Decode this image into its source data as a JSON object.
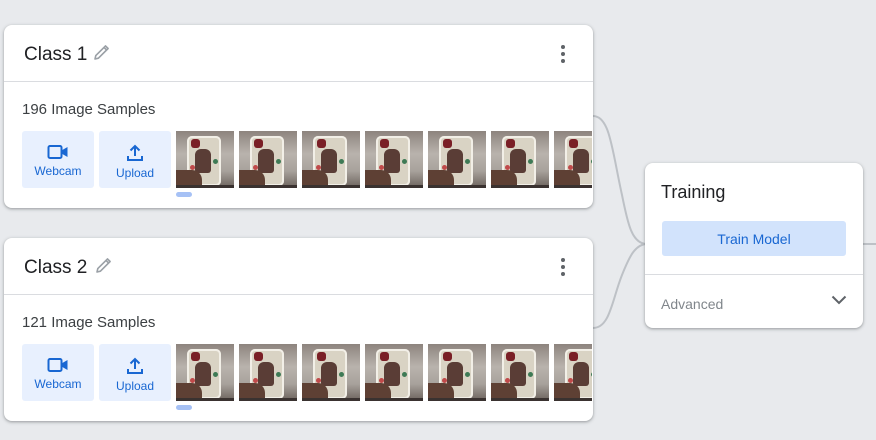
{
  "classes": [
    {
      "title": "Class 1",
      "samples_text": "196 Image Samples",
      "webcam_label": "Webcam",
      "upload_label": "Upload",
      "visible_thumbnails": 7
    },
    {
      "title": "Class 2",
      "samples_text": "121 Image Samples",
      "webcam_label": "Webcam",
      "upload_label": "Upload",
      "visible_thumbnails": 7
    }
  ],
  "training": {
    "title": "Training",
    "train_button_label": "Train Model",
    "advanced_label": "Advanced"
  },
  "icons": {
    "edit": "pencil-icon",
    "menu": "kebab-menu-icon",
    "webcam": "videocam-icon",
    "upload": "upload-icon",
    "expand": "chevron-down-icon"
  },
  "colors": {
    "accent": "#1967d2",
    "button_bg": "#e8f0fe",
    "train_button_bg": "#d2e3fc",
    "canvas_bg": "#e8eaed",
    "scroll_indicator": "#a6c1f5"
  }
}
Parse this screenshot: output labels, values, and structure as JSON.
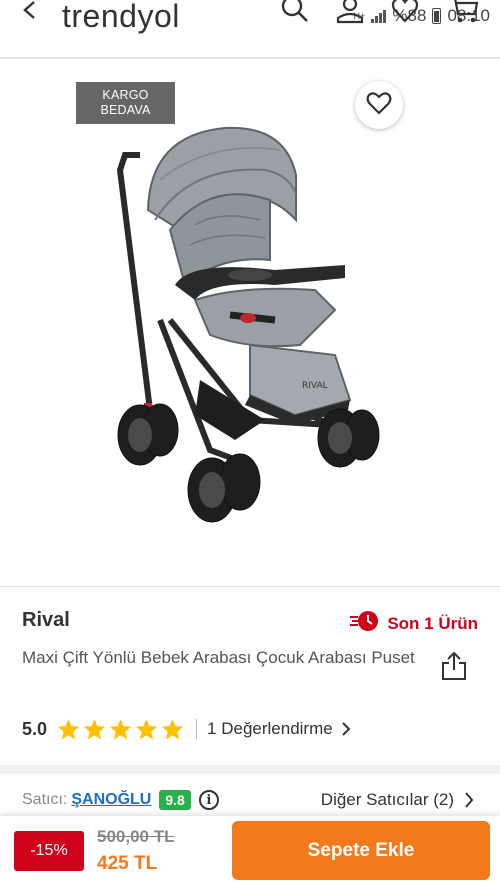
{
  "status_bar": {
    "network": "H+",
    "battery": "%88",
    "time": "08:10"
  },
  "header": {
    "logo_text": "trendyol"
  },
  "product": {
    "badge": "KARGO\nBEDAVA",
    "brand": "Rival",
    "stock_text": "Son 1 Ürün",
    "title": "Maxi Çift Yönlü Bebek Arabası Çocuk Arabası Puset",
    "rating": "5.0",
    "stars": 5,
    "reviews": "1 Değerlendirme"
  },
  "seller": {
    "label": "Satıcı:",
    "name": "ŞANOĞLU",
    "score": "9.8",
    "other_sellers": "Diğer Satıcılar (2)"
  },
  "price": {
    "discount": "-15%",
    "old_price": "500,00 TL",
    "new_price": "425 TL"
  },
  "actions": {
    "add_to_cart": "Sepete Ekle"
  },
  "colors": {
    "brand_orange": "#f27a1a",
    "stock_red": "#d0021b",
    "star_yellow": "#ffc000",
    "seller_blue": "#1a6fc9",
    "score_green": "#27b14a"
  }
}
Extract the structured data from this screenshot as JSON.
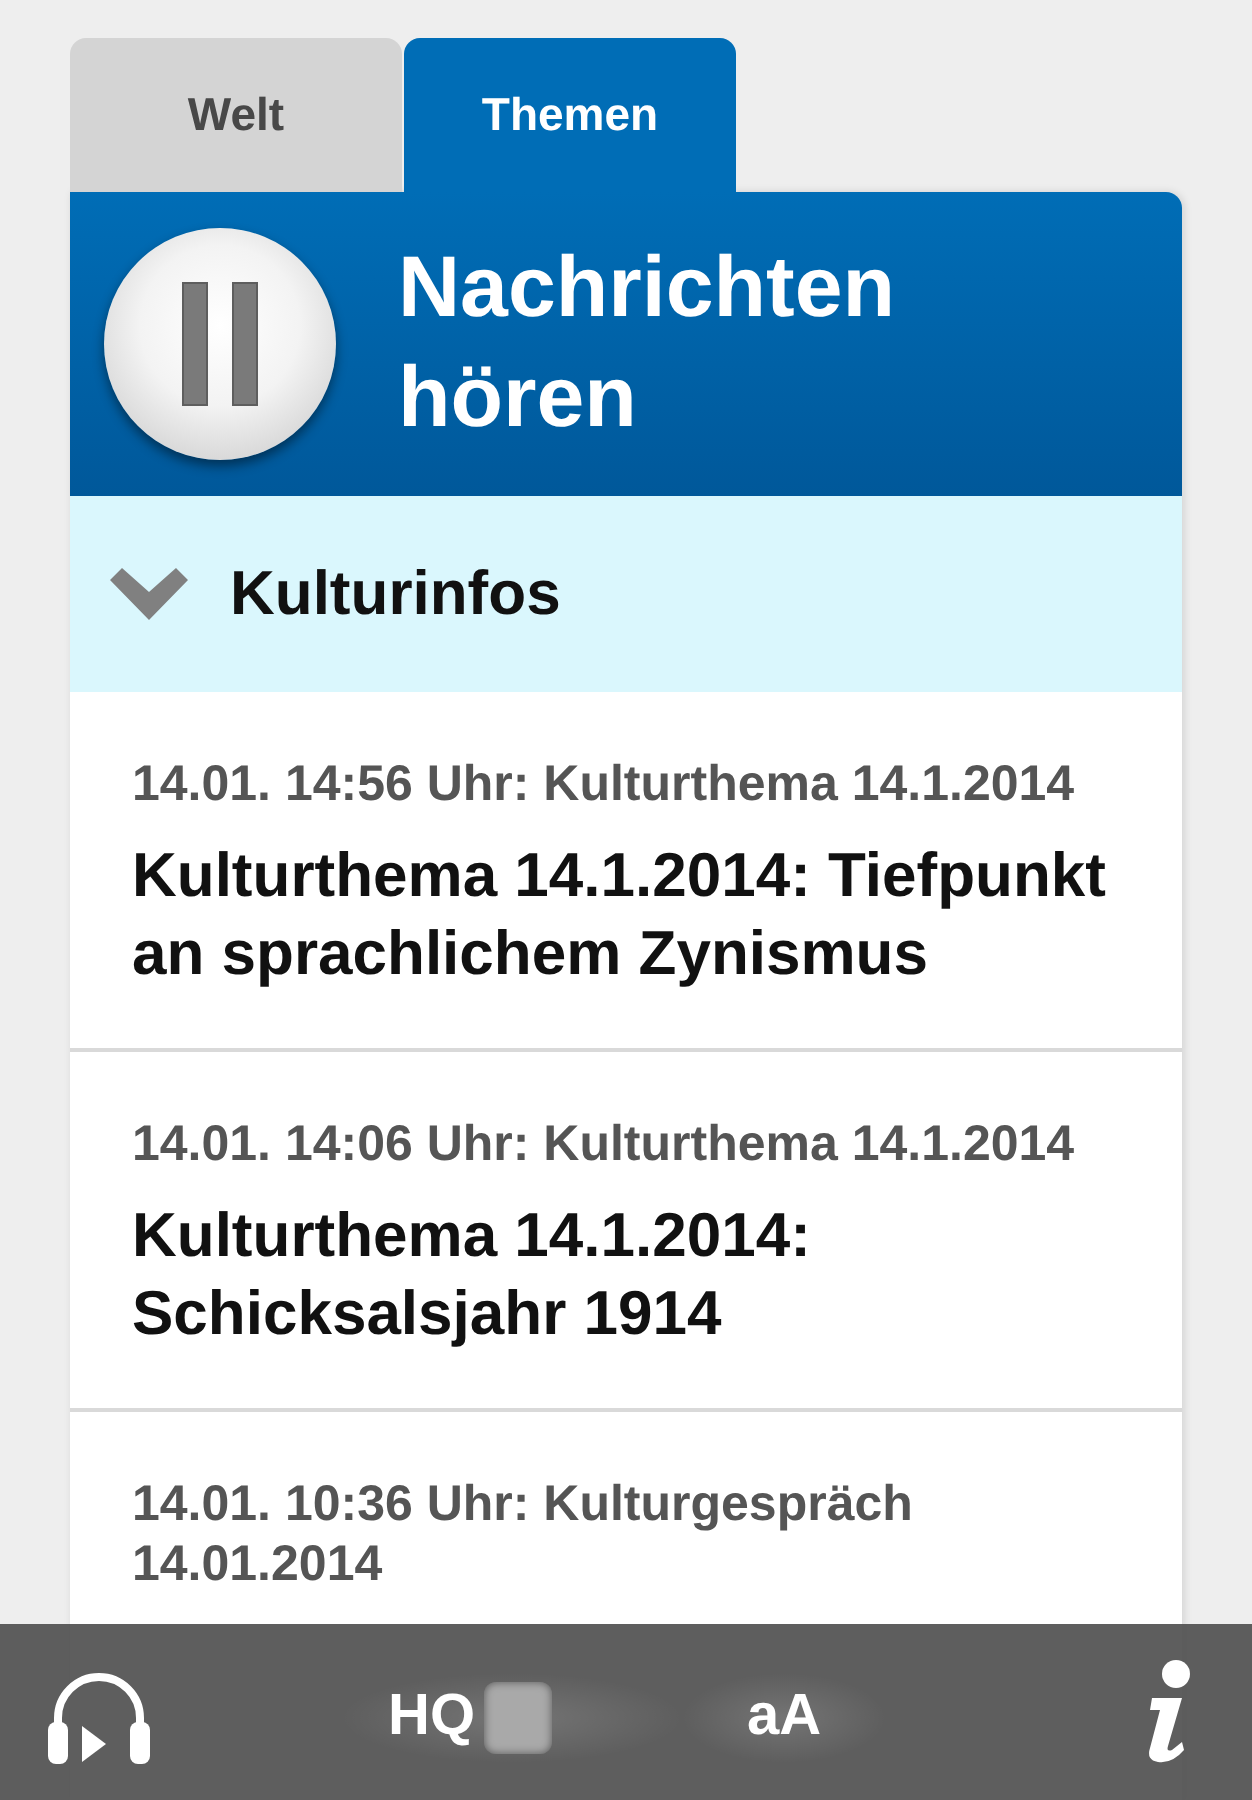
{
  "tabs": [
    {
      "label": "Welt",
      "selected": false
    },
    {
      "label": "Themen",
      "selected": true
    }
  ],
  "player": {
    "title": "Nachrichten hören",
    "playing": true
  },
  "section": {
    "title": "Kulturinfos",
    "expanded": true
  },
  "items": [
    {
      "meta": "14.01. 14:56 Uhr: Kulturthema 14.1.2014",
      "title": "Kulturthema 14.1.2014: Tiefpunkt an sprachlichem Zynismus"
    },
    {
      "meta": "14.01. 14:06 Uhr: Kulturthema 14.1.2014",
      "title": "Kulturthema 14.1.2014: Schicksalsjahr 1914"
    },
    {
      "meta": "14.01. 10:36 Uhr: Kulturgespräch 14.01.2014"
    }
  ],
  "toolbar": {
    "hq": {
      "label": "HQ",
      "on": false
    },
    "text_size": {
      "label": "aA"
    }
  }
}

========

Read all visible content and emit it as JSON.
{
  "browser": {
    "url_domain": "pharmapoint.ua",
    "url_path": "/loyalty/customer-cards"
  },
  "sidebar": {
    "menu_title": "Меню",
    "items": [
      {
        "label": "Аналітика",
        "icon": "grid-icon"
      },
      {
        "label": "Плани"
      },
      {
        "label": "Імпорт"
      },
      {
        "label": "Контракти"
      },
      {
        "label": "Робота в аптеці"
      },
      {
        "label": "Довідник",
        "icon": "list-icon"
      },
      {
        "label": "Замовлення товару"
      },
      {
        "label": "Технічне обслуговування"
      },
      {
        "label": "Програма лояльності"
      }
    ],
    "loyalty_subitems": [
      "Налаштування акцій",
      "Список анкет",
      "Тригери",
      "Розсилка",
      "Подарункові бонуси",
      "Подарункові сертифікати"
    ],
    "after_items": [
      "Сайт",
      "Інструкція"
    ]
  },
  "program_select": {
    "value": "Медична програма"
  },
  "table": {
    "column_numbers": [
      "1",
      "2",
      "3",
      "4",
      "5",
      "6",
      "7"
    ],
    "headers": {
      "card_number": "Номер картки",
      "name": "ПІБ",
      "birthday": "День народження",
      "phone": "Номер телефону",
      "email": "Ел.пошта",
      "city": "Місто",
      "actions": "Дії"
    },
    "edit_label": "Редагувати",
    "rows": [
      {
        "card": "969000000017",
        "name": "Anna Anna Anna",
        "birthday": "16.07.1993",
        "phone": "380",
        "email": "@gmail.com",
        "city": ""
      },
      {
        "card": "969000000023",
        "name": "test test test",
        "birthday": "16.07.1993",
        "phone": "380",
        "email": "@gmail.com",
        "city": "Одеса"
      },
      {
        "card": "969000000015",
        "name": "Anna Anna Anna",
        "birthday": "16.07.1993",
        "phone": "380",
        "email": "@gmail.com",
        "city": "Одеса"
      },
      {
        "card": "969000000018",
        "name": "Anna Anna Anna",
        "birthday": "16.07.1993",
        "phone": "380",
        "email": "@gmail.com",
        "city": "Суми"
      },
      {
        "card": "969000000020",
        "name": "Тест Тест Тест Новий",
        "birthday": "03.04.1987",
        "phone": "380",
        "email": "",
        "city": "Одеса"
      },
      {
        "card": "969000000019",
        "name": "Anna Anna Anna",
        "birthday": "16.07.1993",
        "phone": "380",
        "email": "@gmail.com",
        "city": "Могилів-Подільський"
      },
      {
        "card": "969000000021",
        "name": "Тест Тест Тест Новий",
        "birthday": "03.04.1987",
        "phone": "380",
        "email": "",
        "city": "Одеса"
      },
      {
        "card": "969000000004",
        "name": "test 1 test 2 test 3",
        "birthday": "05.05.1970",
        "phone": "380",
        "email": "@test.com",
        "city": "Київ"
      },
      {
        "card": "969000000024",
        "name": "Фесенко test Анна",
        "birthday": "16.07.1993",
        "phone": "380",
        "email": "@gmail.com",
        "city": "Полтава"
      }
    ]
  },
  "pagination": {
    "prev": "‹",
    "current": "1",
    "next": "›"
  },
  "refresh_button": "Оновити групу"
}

========

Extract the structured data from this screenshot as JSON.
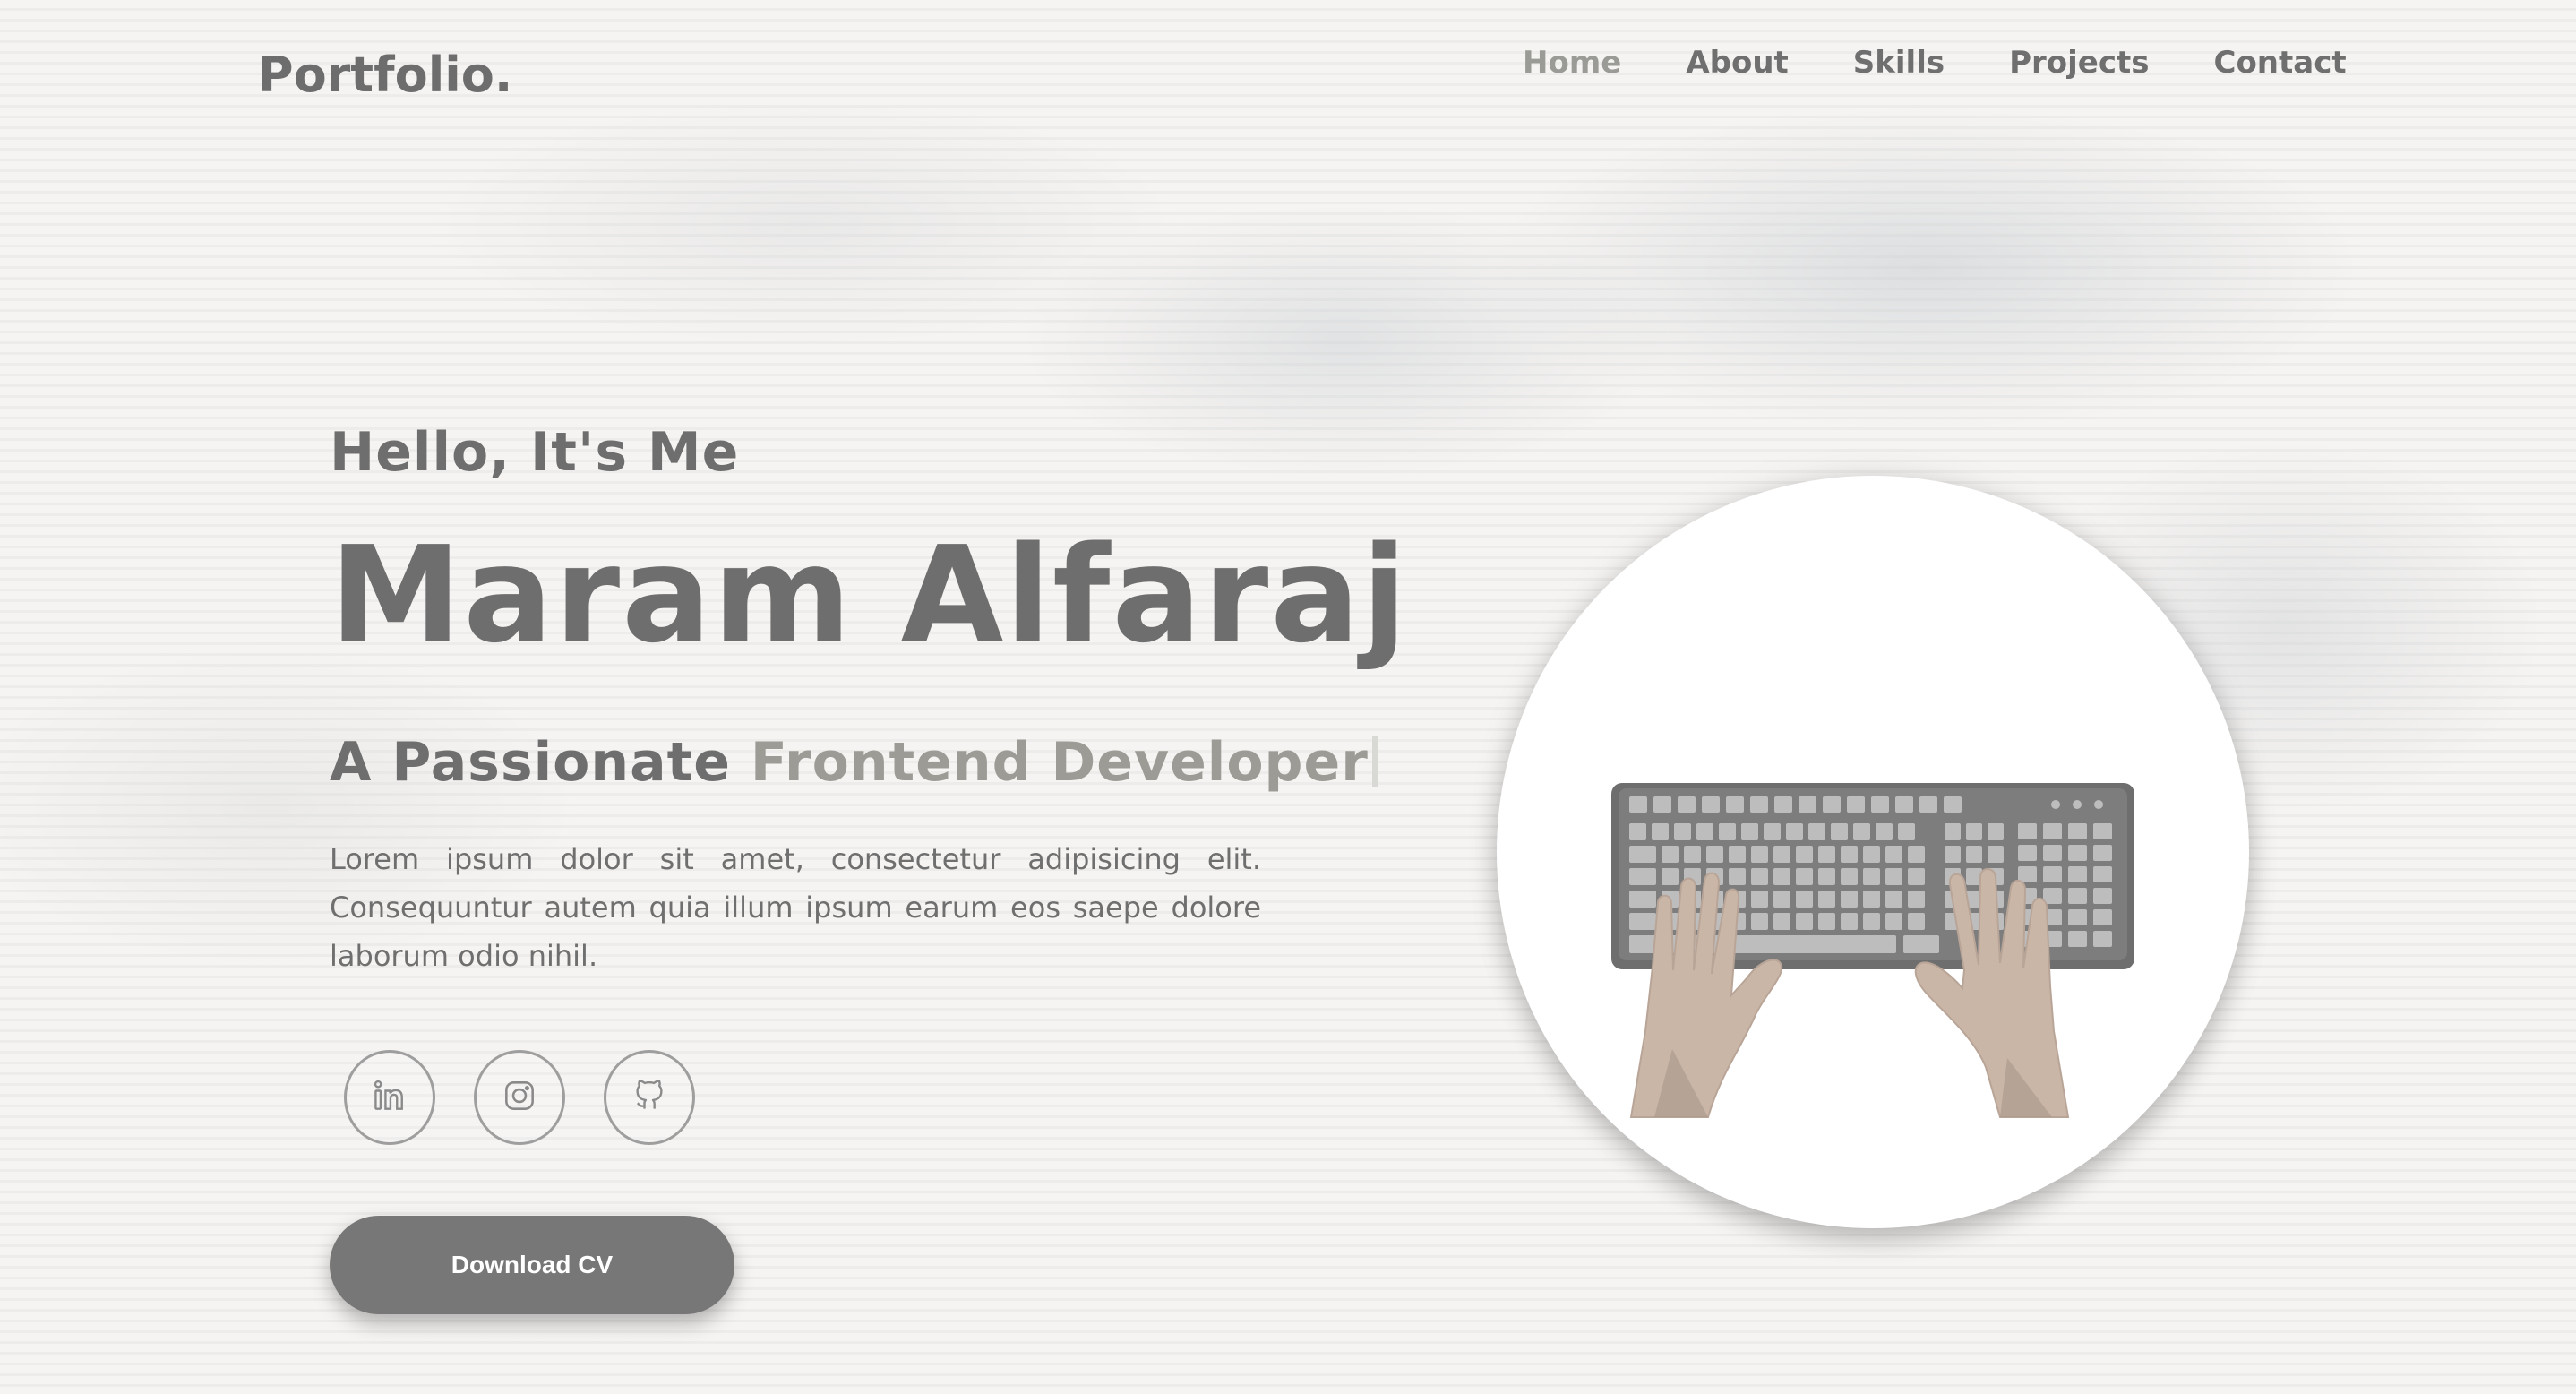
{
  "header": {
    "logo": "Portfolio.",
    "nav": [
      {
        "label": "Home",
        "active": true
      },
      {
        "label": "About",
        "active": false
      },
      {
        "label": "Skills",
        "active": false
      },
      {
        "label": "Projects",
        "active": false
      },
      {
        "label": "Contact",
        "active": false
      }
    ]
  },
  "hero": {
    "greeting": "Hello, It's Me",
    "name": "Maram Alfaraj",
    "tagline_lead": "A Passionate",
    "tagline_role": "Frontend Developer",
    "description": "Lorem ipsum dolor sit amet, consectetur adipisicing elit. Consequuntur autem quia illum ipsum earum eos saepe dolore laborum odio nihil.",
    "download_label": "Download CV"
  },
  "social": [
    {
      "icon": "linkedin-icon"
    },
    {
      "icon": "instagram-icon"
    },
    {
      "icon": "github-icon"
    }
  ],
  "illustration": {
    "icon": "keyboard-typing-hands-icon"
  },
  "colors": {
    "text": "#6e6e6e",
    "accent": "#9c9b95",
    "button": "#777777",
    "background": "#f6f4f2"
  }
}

========

PROBLEM DESCRIPTION:
Tally the lines containing "Номер". Provide the number without any other words.

SOLUTION FOR THIS PROBLEM:
2